(Extracted data entries)

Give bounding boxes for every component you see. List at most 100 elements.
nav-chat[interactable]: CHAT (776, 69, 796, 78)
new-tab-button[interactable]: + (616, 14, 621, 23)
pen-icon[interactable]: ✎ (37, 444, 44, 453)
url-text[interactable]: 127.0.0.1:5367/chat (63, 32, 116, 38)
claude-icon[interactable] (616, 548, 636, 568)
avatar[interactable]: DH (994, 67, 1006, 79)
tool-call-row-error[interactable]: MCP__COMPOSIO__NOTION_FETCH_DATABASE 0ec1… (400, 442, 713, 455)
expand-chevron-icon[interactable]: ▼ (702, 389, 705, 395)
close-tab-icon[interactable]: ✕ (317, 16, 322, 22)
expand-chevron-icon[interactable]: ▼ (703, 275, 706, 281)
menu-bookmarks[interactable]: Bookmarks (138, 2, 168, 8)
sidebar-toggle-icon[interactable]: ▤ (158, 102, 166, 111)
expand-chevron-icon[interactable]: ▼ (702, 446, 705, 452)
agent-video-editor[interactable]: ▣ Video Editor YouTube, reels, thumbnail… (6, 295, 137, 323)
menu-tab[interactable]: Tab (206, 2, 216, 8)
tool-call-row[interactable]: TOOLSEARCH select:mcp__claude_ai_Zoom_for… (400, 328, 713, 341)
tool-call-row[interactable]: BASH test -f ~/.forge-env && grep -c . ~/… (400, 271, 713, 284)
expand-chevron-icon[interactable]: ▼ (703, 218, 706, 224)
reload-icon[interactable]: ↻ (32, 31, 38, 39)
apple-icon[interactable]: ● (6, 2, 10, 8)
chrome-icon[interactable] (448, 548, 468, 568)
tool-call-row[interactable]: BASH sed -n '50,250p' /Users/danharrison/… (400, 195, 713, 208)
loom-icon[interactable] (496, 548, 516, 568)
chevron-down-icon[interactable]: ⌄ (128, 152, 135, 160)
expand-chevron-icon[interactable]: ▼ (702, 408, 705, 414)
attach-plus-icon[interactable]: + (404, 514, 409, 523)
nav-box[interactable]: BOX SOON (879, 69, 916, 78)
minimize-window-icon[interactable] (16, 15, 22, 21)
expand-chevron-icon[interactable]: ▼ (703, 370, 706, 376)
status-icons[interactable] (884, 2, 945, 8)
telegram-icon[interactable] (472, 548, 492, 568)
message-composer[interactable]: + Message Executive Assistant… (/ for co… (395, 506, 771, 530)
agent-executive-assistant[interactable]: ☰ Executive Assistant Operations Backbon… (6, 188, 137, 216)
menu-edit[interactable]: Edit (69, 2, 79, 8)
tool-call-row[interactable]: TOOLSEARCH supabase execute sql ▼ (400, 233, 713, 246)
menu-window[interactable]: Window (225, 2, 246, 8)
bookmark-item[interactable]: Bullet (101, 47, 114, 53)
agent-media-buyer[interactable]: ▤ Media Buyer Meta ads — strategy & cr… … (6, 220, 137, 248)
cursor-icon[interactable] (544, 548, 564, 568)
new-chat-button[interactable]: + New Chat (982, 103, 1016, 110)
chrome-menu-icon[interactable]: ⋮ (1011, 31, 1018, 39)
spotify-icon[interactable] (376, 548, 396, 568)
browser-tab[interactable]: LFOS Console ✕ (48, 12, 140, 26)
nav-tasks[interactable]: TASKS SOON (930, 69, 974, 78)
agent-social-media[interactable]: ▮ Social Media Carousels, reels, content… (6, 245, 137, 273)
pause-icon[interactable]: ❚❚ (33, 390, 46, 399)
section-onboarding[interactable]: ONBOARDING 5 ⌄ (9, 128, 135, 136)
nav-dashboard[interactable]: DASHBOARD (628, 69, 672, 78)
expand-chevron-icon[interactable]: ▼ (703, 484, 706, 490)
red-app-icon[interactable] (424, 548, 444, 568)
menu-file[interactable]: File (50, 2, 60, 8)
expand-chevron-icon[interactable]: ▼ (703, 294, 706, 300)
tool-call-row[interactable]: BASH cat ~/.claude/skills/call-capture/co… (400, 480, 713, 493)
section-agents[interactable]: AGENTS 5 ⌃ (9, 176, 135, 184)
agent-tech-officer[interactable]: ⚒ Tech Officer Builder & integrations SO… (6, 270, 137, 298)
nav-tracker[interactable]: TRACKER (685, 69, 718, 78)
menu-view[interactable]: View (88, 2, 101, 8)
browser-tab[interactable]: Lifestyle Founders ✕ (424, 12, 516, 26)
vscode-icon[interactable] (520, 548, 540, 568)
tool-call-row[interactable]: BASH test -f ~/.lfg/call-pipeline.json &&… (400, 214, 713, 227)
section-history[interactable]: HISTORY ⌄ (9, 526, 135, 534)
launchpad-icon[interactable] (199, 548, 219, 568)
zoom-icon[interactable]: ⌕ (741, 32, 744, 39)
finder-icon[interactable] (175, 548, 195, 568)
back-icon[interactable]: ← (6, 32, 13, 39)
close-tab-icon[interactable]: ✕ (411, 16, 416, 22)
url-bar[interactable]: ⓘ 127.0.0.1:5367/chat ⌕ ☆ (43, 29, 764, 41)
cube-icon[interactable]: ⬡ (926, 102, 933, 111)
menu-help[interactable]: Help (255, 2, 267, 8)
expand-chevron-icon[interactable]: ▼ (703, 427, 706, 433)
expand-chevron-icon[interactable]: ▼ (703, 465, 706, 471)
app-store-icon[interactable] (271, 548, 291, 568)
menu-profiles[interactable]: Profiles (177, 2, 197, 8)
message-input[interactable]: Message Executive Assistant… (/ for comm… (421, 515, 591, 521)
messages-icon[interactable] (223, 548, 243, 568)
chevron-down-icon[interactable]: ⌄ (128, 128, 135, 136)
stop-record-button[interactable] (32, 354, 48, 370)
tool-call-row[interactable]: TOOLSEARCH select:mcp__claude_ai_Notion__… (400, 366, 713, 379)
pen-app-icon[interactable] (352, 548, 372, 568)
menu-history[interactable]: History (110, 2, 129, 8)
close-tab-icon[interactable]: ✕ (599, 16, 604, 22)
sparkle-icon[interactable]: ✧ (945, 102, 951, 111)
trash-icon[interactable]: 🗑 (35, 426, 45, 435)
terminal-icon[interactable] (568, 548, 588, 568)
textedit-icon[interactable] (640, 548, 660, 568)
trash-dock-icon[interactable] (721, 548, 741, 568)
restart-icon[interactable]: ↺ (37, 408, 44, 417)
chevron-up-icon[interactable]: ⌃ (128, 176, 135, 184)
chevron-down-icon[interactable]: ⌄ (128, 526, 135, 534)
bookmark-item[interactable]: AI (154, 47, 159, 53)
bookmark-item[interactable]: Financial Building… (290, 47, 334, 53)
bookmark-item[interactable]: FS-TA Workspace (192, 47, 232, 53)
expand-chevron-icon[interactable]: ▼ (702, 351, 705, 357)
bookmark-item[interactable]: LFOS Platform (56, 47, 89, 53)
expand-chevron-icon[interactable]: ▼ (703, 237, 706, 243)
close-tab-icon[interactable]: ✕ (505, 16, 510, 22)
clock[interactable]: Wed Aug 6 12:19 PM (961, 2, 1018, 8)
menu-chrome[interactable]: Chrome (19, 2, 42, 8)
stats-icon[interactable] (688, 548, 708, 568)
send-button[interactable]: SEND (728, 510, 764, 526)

→ The exercise:
Please edit the entries above, replacing each "expand-chevron-icon" with "expand-arrow-icon" and keeping everything else the same.

→ Result of the task:
Give bounding boxes for every component you see. List at most 100 elements.
nav-chat[interactable]: CHAT (776, 69, 796, 78)
new-tab-button[interactable]: + (616, 14, 621, 23)
pen-icon[interactable]: ✎ (37, 444, 44, 453)
url-text[interactable]: 127.0.0.1:5367/chat (63, 32, 116, 38)
claude-icon[interactable] (616, 548, 636, 568)
avatar[interactable]: DH (994, 67, 1006, 79)
tool-call-row-error[interactable]: MCP__COMPOSIO__NOTION_FETCH_DATABASE 0ec1… (400, 442, 713, 455)
expand-arrow-icon[interactable]: ▼ (702, 389, 705, 395)
close-tab-icon[interactable]: ✕ (317, 16, 322, 22)
expand-arrow-icon[interactable]: ▼ (703, 275, 706, 281)
menu-bookmarks[interactable]: Bookmarks (138, 2, 168, 8)
sidebar-toggle-icon[interactable]: ▤ (158, 102, 166, 111)
expand-arrow-icon[interactable]: ▼ (702, 446, 705, 452)
agent-video-editor[interactable]: ▣ Video Editor YouTube, reels, thumbnail… (6, 295, 137, 323)
menu-tab[interactable]: Tab (206, 2, 216, 8)
tool-call-row[interactable]: TOOLSEARCH select:mcp__claude_ai_Zoom_for… (400, 328, 713, 341)
tool-call-row[interactable]: BASH test -f ~/.forge-env && grep -c . ~/… (400, 271, 713, 284)
expand-arrow-icon[interactable]: ▼ (703, 218, 706, 224)
reload-icon[interactable]: ↻ (32, 31, 38, 39)
apple-icon[interactable]: ● (6, 2, 10, 8)
chrome-icon[interactable] (448, 548, 468, 568)
tool-call-row[interactable]: BASH sed -n '50,250p' /Users/danharrison/… (400, 195, 713, 208)
loom-icon[interactable] (496, 548, 516, 568)
chevron-down-icon[interactable]: ⌄ (128, 152, 135, 160)
expand-arrow-icon[interactable]: ▼ (702, 408, 705, 414)
attach-plus-icon[interactable]: + (404, 514, 409, 523)
nav-box[interactable]: BOX SOON (879, 69, 916, 78)
minimize-window-icon[interactable] (16, 15, 22, 21)
expand-arrow-icon[interactable]: ▼ (703, 370, 706, 376)
status-icons[interactable] (884, 2, 945, 8)
telegram-icon[interactable] (472, 548, 492, 568)
message-composer[interactable]: + Message Executive Assistant… (/ for co… (395, 506, 771, 530)
agent-executive-assistant[interactable]: ☰ Executive Assistant Operations Backbon… (6, 188, 137, 216)
menu-edit[interactable]: Edit (69, 2, 79, 8)
tool-call-row[interactable]: TOOLSEARCH supabase execute sql ▼ (400, 233, 713, 246)
menu-window[interactable]: Window (225, 2, 246, 8)
bookmark-item[interactable]: Bullet (101, 47, 114, 53)
agent-media-buyer[interactable]: ▤ Media Buyer Meta ads — strategy & cr… … (6, 220, 137, 248)
cursor-icon[interactable] (544, 548, 564, 568)
new-chat-button[interactable]: + New Chat (982, 103, 1016, 110)
chrome-menu-icon[interactable]: ⋮ (1011, 31, 1018, 39)
spotify-icon[interactable] (376, 548, 396, 568)
browser-tab[interactable]: LFOS Console ✕ (48, 12, 140, 26)
nav-tasks[interactable]: TASKS SOON (930, 69, 974, 78)
agent-social-media[interactable]: ▮ Social Media Carousels, reels, content… (6, 245, 137, 273)
pause-icon[interactable]: ❚❚ (33, 390, 46, 399)
section-onboarding[interactable]: ONBOARDING 5 ⌄ (9, 128, 135, 136)
nav-dashboard[interactable]: DASHBOARD (628, 69, 672, 78)
expand-arrow-icon[interactable]: ▼ (703, 484, 706, 490)
red-app-icon[interactable] (424, 548, 444, 568)
menu-file[interactable]: File (50, 2, 60, 8)
expand-arrow-icon[interactable]: ▼ (703, 294, 706, 300)
tool-call-row[interactable]: BASH cat ~/.claude/skills/call-capture/co… (400, 480, 713, 493)
section-agents[interactable]: AGENTS 5 ⌃ (9, 176, 135, 184)
agent-tech-officer[interactable]: ⚒ Tech Officer Builder & integrations SO… (6, 270, 137, 298)
nav-tracker[interactable]: TRACKER (685, 69, 718, 78)
menu-view[interactable]: View (88, 2, 101, 8)
browser-tab[interactable]: Lifestyle Founders ✕ (424, 12, 516, 26)
vscode-icon[interactable] (520, 548, 540, 568)
tool-call-row[interactable]: BASH test -f ~/.lfg/call-pipeline.json &&… (400, 214, 713, 227)
section-history[interactable]: HISTORY ⌄ (9, 526, 135, 534)
launchpad-icon[interactable] (199, 548, 219, 568)
zoom-icon[interactable]: ⌕ (741, 32, 744, 39)
finder-icon[interactable] (175, 548, 195, 568)
back-icon[interactable]: ← (6, 32, 13, 39)
close-tab-icon[interactable]: ✕ (411, 16, 416, 22)
url-bar[interactable]: ⓘ 127.0.0.1:5367/chat ⌕ ☆ (43, 29, 764, 41)
cube-icon[interactable]: ⬡ (926, 102, 933, 111)
menu-help[interactable]: Help (255, 2, 267, 8)
expand-arrow-icon[interactable]: ▼ (703, 427, 706, 433)
expand-arrow-icon[interactable]: ▼ (703, 465, 706, 471)
app-store-icon[interactable] (271, 548, 291, 568)
menu-profiles[interactable]: Profiles (177, 2, 197, 8)
message-input[interactable]: Message Executive Assistant… (/ for comm… (421, 515, 591, 521)
messages-icon[interactable] (223, 548, 243, 568)
chevron-down-icon[interactable]: ⌄ (128, 128, 135, 136)
stop-record-button[interactable] (32, 354, 48, 370)
tool-call-row[interactable]: TOOLSEARCH select:mcp__claude_ai_Notion__… (400, 366, 713, 379)
pen-app-icon[interactable] (352, 548, 372, 568)
menu-history[interactable]: History (110, 2, 129, 8)
close-tab-icon[interactable]: ✕ (599, 16, 604, 22)
sparkle-icon[interactable]: ✧ (945, 102, 951, 111)
trash-icon[interactable]: 🗑 (35, 426, 45, 435)
terminal-icon[interactable] (568, 548, 588, 568)
textedit-icon[interactable] (640, 548, 660, 568)
trash-dock-icon[interactable] (721, 548, 741, 568)
restart-icon[interactable]: ↺ (37, 408, 44, 417)
chevron-up-icon[interactable]: ⌃ (128, 176, 135, 184)
chevron-down-icon[interactable]: ⌄ (128, 526, 135, 534)
bookmark-item[interactable]: AI (154, 47, 159, 53)
bookmark-item[interactable]: Financial Building… (290, 47, 334, 53)
bookmark-item[interactable]: FS-TA Workspace (192, 47, 232, 53)
expand-arrow-icon[interactable]: ▼ (702, 351, 705, 357)
bookmark-item[interactable]: LFOS Platform (56, 47, 89, 53)
expand-arrow-icon[interactable]: ▼ (703, 237, 706, 243)
close-tab-icon[interactable]: ✕ (505, 16, 510, 22)
clock[interactable]: Wed Aug 6 12:19 PM (961, 2, 1018, 8)
menu-chrome[interactable]: Chrome (19, 2, 42, 8)
stats-icon[interactable] (688, 548, 708, 568)
send-button[interactable]: SEND (728, 510, 764, 526)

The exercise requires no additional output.